■ WHAT THE TASK REQUIRES ■
Reproduce the listing below verbatim.

■ TASK INPUTS ■

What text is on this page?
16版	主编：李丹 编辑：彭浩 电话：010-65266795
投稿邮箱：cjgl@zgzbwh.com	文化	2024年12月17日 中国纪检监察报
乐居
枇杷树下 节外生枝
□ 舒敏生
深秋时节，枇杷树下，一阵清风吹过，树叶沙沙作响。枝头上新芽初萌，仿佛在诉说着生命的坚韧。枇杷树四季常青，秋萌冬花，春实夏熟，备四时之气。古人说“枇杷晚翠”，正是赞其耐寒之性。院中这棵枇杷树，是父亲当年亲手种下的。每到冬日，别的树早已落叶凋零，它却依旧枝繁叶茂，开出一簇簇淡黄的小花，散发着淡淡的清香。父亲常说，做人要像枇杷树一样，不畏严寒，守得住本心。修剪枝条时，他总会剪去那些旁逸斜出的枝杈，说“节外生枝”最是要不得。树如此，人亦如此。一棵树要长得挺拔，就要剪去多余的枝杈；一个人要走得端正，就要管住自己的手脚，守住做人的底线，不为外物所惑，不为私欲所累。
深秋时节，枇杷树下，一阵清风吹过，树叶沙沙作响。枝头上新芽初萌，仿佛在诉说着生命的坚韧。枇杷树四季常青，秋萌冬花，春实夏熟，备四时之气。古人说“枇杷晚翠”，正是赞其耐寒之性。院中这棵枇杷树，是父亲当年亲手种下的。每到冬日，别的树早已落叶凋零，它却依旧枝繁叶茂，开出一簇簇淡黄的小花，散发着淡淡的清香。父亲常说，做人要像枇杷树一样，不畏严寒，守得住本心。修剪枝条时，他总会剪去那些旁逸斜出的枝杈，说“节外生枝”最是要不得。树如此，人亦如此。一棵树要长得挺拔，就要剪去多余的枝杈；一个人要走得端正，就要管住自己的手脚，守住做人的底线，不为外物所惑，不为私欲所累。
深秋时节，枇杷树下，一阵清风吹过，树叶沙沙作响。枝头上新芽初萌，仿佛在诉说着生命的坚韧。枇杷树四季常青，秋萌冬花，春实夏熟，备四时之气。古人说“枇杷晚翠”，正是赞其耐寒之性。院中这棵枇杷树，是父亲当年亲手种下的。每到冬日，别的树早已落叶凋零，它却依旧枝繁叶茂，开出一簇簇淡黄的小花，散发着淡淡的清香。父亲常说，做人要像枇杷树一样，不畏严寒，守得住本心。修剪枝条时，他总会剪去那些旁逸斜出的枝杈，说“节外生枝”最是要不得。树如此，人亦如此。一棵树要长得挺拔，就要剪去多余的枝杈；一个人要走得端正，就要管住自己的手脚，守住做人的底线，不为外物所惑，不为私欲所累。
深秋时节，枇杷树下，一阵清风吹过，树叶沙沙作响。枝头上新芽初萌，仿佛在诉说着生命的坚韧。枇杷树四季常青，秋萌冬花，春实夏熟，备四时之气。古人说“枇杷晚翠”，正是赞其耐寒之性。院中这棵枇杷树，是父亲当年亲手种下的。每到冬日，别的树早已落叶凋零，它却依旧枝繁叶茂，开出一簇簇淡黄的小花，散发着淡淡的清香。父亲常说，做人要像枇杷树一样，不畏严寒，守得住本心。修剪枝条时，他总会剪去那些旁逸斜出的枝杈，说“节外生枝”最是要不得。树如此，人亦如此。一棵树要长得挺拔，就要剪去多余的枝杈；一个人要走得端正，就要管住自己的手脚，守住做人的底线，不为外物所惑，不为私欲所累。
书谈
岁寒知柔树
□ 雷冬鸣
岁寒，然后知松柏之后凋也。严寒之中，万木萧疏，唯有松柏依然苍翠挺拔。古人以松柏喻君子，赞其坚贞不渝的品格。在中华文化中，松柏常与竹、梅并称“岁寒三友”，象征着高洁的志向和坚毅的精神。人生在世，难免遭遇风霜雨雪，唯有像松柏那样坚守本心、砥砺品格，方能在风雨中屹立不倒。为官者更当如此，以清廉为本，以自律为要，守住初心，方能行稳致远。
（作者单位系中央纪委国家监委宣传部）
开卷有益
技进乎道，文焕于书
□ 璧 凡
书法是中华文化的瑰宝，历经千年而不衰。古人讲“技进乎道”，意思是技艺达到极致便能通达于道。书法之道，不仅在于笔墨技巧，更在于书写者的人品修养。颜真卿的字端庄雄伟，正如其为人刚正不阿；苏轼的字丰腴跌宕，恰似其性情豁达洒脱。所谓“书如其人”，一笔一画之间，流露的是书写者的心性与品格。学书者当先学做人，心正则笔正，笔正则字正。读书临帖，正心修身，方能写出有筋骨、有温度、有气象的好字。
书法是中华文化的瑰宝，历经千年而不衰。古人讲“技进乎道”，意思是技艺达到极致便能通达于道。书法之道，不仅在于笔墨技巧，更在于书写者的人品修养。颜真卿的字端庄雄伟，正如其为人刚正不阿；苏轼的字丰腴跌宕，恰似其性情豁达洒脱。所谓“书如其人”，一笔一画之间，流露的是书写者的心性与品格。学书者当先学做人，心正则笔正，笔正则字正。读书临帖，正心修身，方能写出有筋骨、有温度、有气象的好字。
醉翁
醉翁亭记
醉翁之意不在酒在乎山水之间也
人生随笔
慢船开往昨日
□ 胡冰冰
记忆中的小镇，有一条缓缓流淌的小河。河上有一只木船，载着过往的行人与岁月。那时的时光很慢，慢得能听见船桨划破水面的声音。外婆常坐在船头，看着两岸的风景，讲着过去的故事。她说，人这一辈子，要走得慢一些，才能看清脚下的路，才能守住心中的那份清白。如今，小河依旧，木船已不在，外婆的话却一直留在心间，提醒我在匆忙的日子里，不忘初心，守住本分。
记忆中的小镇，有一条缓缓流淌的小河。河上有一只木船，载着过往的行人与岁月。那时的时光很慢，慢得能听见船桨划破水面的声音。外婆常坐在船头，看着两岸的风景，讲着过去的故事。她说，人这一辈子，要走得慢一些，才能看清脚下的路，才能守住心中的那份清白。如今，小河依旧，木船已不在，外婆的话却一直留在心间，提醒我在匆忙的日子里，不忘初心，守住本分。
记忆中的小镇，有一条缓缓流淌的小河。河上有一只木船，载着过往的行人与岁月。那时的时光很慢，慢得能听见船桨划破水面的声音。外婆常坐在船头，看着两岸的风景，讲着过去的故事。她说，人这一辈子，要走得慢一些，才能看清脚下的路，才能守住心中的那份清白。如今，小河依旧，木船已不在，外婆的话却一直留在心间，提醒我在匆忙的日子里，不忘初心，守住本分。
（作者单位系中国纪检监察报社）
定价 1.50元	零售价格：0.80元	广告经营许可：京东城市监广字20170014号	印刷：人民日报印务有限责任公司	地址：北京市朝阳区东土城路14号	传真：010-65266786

■ COMPLETED TASK ■
What text is on this page?
16版	主编：李丹 编辑：彭浩 电话：010-65266795
投稿邮箱：cjgl@zgzbwh.com	文化	2024年12月17日 中国纪检监察报
乐居
枇杷树下 节外生枝
□ 舒敏生
深秋时节，枇杷树下，一阵清风吹过，树叶沙沙作响。枝头上新芽初萌，仿佛在诉说着生命的坚韧。枇杷树四季常青，秋萌冬花，春实夏熟，备四时之气。古人说“枇杷晚翠”，正是赞其耐寒之性。院中这棵枇杷树，是父亲当年亲手种下的。每到冬日，别的树早已落叶凋零，它却依旧枝繁叶茂，开出一簇簇淡黄的小花，散发着淡淡的清香。父亲常说，做人要像枇杷树一样，不畏严寒，守得住本心。修剪枝条时，他总会剪去那些旁逸斜出的枝杈，说“节外生枝”最是要不得。树如此，人亦如此。一棵树要长得挺拔，就要剪去多余的枝杈；一个人要走得端正，就要管住自己的手脚，守住做人的底线，不为外物所惑，不为私欲所累。
深秋时节，枇杷树下，一阵清风吹过，树叶沙沙作响。枝头上新芽初萌，仿佛在诉说着生命的坚韧。枇杷树四季常青，秋萌冬花，春实夏熟，备四时之气。古人说“枇杷晚翠”，正是赞其耐寒之性。院中这棵枇杷树，是父亲当年亲手种下的。每到冬日，别的树早已落叶凋零，它却依旧枝繁叶茂，开出一簇簇淡黄的小花，散发着淡淡的清香。父亲常说，做人要像枇杷树一样，不畏严寒，守得住本心。修剪枝条时，他总会剪去那些旁逸斜出的枝杈，说“节外生枝”最是要不得。树如此，人亦如此。一棵树要长得挺拔，就要剪去多余的枝杈；一个人要走得端正，就要管住自己的手脚，守住做人的底线，不为外物所惑，不为私欲所累。
深秋时节，枇杷树下，一阵清风吹过，树叶沙沙作响。枝头上新芽初萌，仿佛在诉说着生命的坚韧。枇杷树四季常青，秋萌冬花，春实夏熟，备四时之气。古人说“枇杷晚翠”，正是赞其耐寒之性。院中这棵枇杷树，是父亲当年亲手种下的。每到冬日，别的树早已落叶凋零，它却依旧枝繁叶茂，开出一簇簇淡黄的小花，散发着淡淡的清香。父亲常说，做人要像枇杷树一样，不畏严寒，守得住本心。修剪枝条时，他总会剪去那些旁逸斜出的枝杈，说“节外生枝”最是要不得。树如此，人亦如此。一棵树要长得挺拔，就要剪去多余的枝杈；一个人要走得端正，就要管住自己的手脚，守住做人的底线，不为外物所惑，不为私欲所累。
深秋时节，枇杷树下，一阵清风吹过，树叶沙沙作响。枝头上新芽初萌，仿佛在诉说着生命的坚韧。枇杷树四季常青，秋萌冬花，春实夏熟，备四时之气。古人说“枇杷晚翠”，正是赞其耐寒之性。院中这棵枇杷树，是父亲当年亲手种下的。每到冬日，别的树早已落叶凋零，它却依旧枝繁叶茂，开出一簇簇淡黄的小花，散发着淡淡的清香。父亲常说，做人要像枇杷树一样，不畏严寒，守得住本心。修剪枝条时，他总会剪去那些旁逸斜出的枝杈，说“节外生枝”最是要不得。树如此，人亦如此。一棵树要长得挺拔，就要剪去多余的枝杈；一个人要走得端正，就要管住自己的手脚，守住做人的底线，不为外物所惑，不为私欲所累。
书谈
岁寒知柔树
□ 雷冬鸣
岁寒，然后知松柏之后凋也。严寒之中，万木萧疏，唯有松柏依然苍翠挺拔。古人以松柏喻君子，赞其坚贞不渝的品格。在中华文化中，松柏常与竹、梅并称“岁寒三友”，象征着高洁的志向和坚毅的精神。人生在世，难免遭遇风霜雨雪，唯有像松柏那样坚守本心、砥砺品格，方能在风雨中屹立不倒。为官者更当如此，以清廉为本，以自律为要，守住初心，方能行稳致远。
（作者单位系中央纪委国家监委宣传部）
开卷有益
技进乎道，文焕于书
□ 璧 凡
书法是中华文化的瑰宝，历经千年而不衰。古人讲“技进乎道”，意思是技艺达到极致便能通达于道。书法之道，不仅在于笔墨技巧，更在于书写者的人品修养。颜真卿的字端庄雄伟，正如其为人刚正不阿；苏轼的字丰腴跌宕，恰似其性情豁达洒脱。所谓“书如其人”，一笔一画之间，流露的是书写者的心性与品格。学书者当先学做人，心正则笔正，笔正则字正。读书临帖，正心修身，方能写出有筋骨、有温度、有气象的好字。
书法是中华文化的瑰宝，历经千年而不衰。古人讲“技进乎道”，意思是技艺达到极致便能通达于道。书法之道，不仅在于笔墨技巧，更在于书写者的人品修养。颜真卿的字端庄雄伟，正如其为人刚正不阿；苏轼的字丰腴跌宕，恰似其性情豁达洒脱。所谓“书如其人”，一笔一画之间，流露的是书写者的心性与品格。学书者当先学做人，心正则笔正，笔正则字正。读书临帖，正心修身，方能写出有筋骨、有温度、有气象的好字。
醉翁
醉翁亭记
醉翁之意不在酒在乎山水之间也
人生随笔
慢船开往昨日
□ 胡冰冰
记忆中的小镇，有一条缓缓流淌的小河。河上有一只木船，载着过往的行人与岁月。那时的时光很慢，慢得能听见船桨划破水面的声音。外婆常坐在船头，看着两岸的风景，讲着过去的故事。她说，人这一辈子，要走得慢一些，才能看清脚下的路，才能守住心中的那份清白。如今，小河依旧，木船已不在，外婆的话却一直留在心间，提醒我在匆忙的日子里，不忘初心，守住本分。
记忆中的小镇，有一条缓缓流淌的小河。河上有一只木船，载着过往的行人与岁月。那时的时光很慢，慢得能听见船桨划破水面的声音。外婆常坐在船头，看着两岸的风景，讲着过去的故事。她说，人这一辈子，要走得慢一些，才能看清脚下的路，才能守住心中的那份清白。如今，小河依旧，木船已不在，外婆的话却一直留在心间，提醒我在匆忙的日子里，不忘初心，守住本分。
记忆中的小镇，有一条缓缓流淌的小河。河上有一只木船，载着过往的行人与岁月。那时的时光很慢，慢得能听见船桨划破水面的声音。外婆常坐在船头，看着两岸的风景，讲着过去的故事。她说，人这一辈子，要走得慢一些，才能看清脚下的路，才能守住心中的那份清白。如今，小河依旧，木船已不在，外婆的话却一直留在心间，提醒我在匆忙的日子里，不忘初心，守住本分。
（作者单位系中国纪检监察报社）
定价 1.50元	零售价格：0.80元	广告经营许可：京东城市监广字20170014号	印刷：人民日报印务有限责任公司	地址：北京市朝阳区东土城路14号	传真：010-65266786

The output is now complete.